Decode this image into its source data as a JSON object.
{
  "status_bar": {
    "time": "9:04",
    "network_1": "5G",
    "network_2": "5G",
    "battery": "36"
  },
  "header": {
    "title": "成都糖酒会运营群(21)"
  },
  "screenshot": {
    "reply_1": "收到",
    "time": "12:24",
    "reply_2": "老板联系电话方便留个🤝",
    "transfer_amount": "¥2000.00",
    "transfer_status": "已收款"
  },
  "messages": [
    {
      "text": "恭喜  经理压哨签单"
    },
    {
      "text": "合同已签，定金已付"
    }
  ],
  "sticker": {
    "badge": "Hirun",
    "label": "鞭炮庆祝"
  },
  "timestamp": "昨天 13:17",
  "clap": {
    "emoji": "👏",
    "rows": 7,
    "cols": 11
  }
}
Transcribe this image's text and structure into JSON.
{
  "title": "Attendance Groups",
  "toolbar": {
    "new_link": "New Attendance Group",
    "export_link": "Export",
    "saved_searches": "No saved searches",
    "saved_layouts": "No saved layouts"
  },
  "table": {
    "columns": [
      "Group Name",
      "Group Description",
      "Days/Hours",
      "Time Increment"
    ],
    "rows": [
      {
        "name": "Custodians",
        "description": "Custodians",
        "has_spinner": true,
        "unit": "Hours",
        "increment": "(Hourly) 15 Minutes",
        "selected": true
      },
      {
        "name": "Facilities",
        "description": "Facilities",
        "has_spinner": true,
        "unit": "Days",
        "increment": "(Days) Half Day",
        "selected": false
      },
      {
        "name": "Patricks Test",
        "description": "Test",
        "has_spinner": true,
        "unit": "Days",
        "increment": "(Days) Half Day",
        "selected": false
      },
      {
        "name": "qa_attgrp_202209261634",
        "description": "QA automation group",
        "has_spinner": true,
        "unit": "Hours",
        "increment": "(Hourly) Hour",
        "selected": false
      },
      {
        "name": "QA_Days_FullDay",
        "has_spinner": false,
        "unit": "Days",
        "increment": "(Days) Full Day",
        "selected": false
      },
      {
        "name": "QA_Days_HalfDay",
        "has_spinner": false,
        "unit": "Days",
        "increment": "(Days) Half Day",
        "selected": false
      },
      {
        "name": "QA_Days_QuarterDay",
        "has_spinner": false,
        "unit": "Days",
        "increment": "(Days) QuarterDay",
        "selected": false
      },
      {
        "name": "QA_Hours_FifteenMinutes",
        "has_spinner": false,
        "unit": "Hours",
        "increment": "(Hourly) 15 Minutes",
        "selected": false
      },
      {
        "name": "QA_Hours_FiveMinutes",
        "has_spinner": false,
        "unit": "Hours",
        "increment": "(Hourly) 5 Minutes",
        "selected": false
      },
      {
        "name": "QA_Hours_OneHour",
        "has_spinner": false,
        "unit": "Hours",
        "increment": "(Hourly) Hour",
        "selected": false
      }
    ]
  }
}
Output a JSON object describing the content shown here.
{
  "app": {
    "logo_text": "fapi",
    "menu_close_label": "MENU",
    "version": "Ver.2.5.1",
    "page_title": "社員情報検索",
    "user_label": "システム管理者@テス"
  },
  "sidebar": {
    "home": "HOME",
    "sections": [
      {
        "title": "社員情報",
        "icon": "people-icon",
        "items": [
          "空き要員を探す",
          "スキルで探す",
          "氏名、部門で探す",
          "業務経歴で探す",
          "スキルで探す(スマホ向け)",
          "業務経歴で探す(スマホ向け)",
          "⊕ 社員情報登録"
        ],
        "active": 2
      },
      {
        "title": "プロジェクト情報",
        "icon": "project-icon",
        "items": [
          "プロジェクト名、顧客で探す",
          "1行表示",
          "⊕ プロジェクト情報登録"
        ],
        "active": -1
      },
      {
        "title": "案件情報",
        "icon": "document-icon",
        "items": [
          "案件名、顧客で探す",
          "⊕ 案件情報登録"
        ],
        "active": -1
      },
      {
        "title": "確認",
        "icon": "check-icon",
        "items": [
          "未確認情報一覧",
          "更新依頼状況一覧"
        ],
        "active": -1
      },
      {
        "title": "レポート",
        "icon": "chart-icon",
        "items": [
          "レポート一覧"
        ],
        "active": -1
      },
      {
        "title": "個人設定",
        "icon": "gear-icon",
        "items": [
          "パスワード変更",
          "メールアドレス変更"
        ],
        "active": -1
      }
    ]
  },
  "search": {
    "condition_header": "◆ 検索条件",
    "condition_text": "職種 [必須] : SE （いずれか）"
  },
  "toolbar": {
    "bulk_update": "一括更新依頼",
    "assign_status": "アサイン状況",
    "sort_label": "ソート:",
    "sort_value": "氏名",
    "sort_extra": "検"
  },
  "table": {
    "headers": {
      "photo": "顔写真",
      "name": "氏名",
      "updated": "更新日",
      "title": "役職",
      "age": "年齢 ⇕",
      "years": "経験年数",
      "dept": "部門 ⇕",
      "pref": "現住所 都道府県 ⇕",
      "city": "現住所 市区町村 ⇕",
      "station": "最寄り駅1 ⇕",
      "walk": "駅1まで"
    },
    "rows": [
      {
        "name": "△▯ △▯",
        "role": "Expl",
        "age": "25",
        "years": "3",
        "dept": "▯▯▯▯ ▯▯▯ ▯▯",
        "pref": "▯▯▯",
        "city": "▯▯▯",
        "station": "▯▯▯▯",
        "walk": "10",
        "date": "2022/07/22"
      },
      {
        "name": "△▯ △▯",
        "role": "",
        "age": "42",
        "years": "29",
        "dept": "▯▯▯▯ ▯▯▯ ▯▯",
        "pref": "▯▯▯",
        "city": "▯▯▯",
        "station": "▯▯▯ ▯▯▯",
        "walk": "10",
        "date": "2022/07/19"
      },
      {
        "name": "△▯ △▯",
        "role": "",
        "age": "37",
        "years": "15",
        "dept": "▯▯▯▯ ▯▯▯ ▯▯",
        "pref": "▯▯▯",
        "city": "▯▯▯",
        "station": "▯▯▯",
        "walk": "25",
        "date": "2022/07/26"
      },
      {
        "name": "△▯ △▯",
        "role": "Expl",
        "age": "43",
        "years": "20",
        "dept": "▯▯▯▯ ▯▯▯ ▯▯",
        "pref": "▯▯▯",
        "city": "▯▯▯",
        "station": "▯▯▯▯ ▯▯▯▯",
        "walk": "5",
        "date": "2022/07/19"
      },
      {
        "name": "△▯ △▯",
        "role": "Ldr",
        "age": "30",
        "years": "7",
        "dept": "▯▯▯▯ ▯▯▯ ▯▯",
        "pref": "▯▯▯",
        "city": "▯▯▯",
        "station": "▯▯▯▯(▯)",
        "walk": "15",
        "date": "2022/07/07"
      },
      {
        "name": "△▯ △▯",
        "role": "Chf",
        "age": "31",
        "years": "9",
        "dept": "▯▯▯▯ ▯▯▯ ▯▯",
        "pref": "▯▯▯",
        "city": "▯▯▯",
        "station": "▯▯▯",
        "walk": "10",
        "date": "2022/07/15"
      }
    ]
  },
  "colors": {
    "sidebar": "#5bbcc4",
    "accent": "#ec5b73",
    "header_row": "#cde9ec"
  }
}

# Instructions to follow
All entries shown above should be printed again exactly.

# The completed task
Decode this image into its source data as a JSON object.
{
  "status_bar": {
    "time": "9:04",
    "network_1": "5G",
    "network_2": "5G",
    "battery": "36"
  },
  "header": {
    "title": "成都糖酒会运营群(21)"
  },
  "screenshot": {
    "reply_1": "收到",
    "time": "12:24",
    "reply_2": "老板联系电话方便留个🤝",
    "transfer_amount": "¥2000.00",
    "transfer_status": "已收款"
  },
  "messages": [
    {
      "text": "恭喜  经理压哨签单"
    },
    {
      "text": "合同已签，定金已付"
    }
  ],
  "sticker": {
    "badge": "Hirun",
    "label": "鞭炮庆祝"
  },
  "timestamp": "昨天 13:17",
  "clap": {
    "emoji": "👏",
    "rows": 7,
    "cols": 11
  }
}
Transcribe this image's text and structure into JSON.
{
  "title": "Attendance Groups",
  "toolbar": {
    "new_link": "New Attendance Group",
    "export_link": "Export",
    "saved_searches": "No saved searches",
    "saved_layouts": "No saved layouts"
  },
  "table": {
    "columns": [
      "Group Name",
      "Group Description",
      "Days/Hours",
      "Time Increment"
    ],
    "rows": [
      {
        "name": "Custodians",
        "description": "Custodians",
        "has_spinner": true,
        "unit": "Hours",
        "increment": "(Hourly) 15 Minutes",
        "selected": true
      },
      {
        "name": "Facilities",
        "description": "Facilities",
        "has_spinner": true,
        "unit": "Days",
        "increment": "(Days) Half Day",
        "selected": false
      },
      {
        "name": "Patricks Test",
        "description": "Test",
        "has_spinner": true,
        "unit": "Days",
        "increment": "(Days) Half Day",
        "selected": false
      },
      {
        "name": "qa_attgrp_202209261634",
        "description": "QA automation group",
        "has_spinner": true,
        "unit": "Hours",
        "increment": "(Hourly) Hour",
        "selected": false
      },
      {
        "name": "QA_Days_FullDay",
        "has_spinner": false,
        "unit": "Days",
        "increment": "(Days) Full Day",
        "selected": false
      },
      {
        "name": "QA_Days_HalfDay",
        "has_spinner": false,
        "unit": "Days",
        "increment": "(Days) Half Day",
        "selected": false
      },
      {
        "name": "QA_Days_QuarterDay",
        "has_spinner": false,
        "unit": "Days",
        "increment": "(Days) QuarterDay",
        "selected": false
      },
      {
        "name": "QA_Hours_FifteenMinutes",
        "has_spinner": false,
        "unit": "Hours",
        "increment": "(Hourly) 15 Minutes",
        "selected": false
      },
      {
        "name": "QA_Hours_FiveMinutes",
        "has_spinner": false,
        "unit": "Hours",
        "increment": "(Hourly) 5 Minutes",
        "selected": false
      },
      {
        "name": "QA_Hours_OneHour",
        "has_spinner": false,
        "unit": "Hours",
        "increment": "(Hourly) Hour",
        "selected": false
      }
    ]
  }
}
Output a JSON object describing the content shown here.
{
  "app": {
    "logo_text": "fapi",
    "menu_close_label": "MENU",
    "version": "Ver.2.5.1",
    "page_title": "社員情報検索",
    "user_label": "システム管理者@テス"
  },
  "sidebar": {
    "home": "HOME",
    "sections": [
      {
        "title": "社員情報",
        "icon": "people-icon",
        "items": [
          "空き要員を探す",
          "スキルで探す",
          "氏名、部門で探す",
          "業務経歴で探す",
          "スキルで探す(スマホ向け)",
          "業務経歴で探す(スマホ向け)",
          "⊕ 社員情報登録"
        ],
        "active": 2
      },
      {
        "title": "プロジェクト情報",
        "icon": "project-icon",
        "items": [
          "プロジェクト名、顧客で探す",
          "1行表示",
          "⊕ プロジェクト情報登録"
        ],
        "active": -1
      },
      {
        "title": "案件情報",
        "icon": "document-icon",
        "items": [
          "案件名、顧客で探す",
          "⊕ 案件情報登録"
        ],
        "active": -1
      },
      {
        "title": "確認",
        "icon": "check-icon",
        "items": [
          "未確認情報一覧",
          "更新依頼状況一覧"
        ],
        "active": -1
      },
      {
        "title": "レポート",
        "icon": "chart-icon",
        "items": [
          "レポート一覧"
        ],
        "active": -1
      },
      {
        "title": "個人設定",
        "icon": "gear-icon",
        "items": [
          "パスワード変更",
          "メールアドレス変更"
        ],
        "active": -1
      }
    ]
  },
  "search": {
    "condition_header": "◆ 検索条件",
    "condition_text": "職種 [必須] : SE （いずれか）"
  },
  "toolbar": {
    "bulk_update": "一括更新依頼",
    "assign_status": "アサイン状況",
    "sort_label": "ソート:",
    "sort_value": "氏名",
    "sort_extra": "検"
  },
  "table": {
    "headers": {
      "photo": "顔写真",
      "name": "氏名",
      "updated": "更新日",
      "title": "役職",
      "age": "年齢 ⇕",
      "years": "経験年数",
      "dept": "部門 ⇕",
      "pref": "現住所 都道府県 ⇕",
      "city": "現住所 市区町村 ⇕",
      "station": "最寄り駅1 ⇕",
      "walk": "駅1まで"
    },
    "rows": [
      {
        "name": "△▯ △▯",
        "role": "Expl",
        "age": "25",
        "years": "3",
        "dept": "▯▯▯▯ ▯▯▯ ▯▯",
        "pref": "▯▯▯",
        "city": "▯▯▯",
        "station": "▯▯▯▯",
        "walk": "10",
        "date": "2022/07/22"
      },
      {
        "name": "△▯ △▯",
        "role": "",
        "age": "42",
        "years": "29",
        "dept": "▯▯▯▯ ▯▯▯ ▯▯",
        "pref": "▯▯▯",
        "city": "▯▯▯",
        "station": "▯▯▯ ▯▯▯",
        "walk": "10",
        "date": "2022/07/19"
      },
      {
        "name": "△▯ △▯",
        "role": "",
        "age": "37",
        "years": "15",
        "dept": "▯▯▯▯ ▯▯▯ ▯▯",
        "pref": "▯▯▯",
        "city": "▯▯▯",
        "station": "▯▯▯",
        "walk": "25",
        "date": "2022/07/26"
      },
      {
        "name": "△▯ △▯",
        "role": "Expl",
        "age": "43",
        "years": "20",
        "dept": "▯▯▯▯ ▯▯▯ ▯▯",
        "pref": "▯▯▯",
        "city": "▯▯▯",
        "station": "▯▯▯▯ ▯▯▯▯",
        "walk": "5",
        "date": "2022/07/19"
      },
      {
        "name": "△▯ △▯",
        "role": "Ldr",
        "age": "30",
        "years": "7",
        "dept": "▯▯▯▯ ▯▯▯ ▯▯",
        "pref": "▯▯▯",
        "city": "▯▯▯",
        "station": "▯▯▯▯(▯)",
        "walk": "15",
        "date": "2022/07/07"
      },
      {
        "name": "△▯ △▯",
        "role": "Chf",
        "age": "31",
        "years": "9",
        "dept": "▯▯▯▯ ▯▯▯ ▯▯",
        "pref": "▯▯▯",
        "city": "▯▯▯",
        "station": "▯▯▯",
        "walk": "10",
        "date": "2022/07/15"
      }
    ]
  },
  "colors": {
    "sidebar": "#5bbcc4",
    "accent": "#ec5b73",
    "header_row": "#cde9ec"
  }
}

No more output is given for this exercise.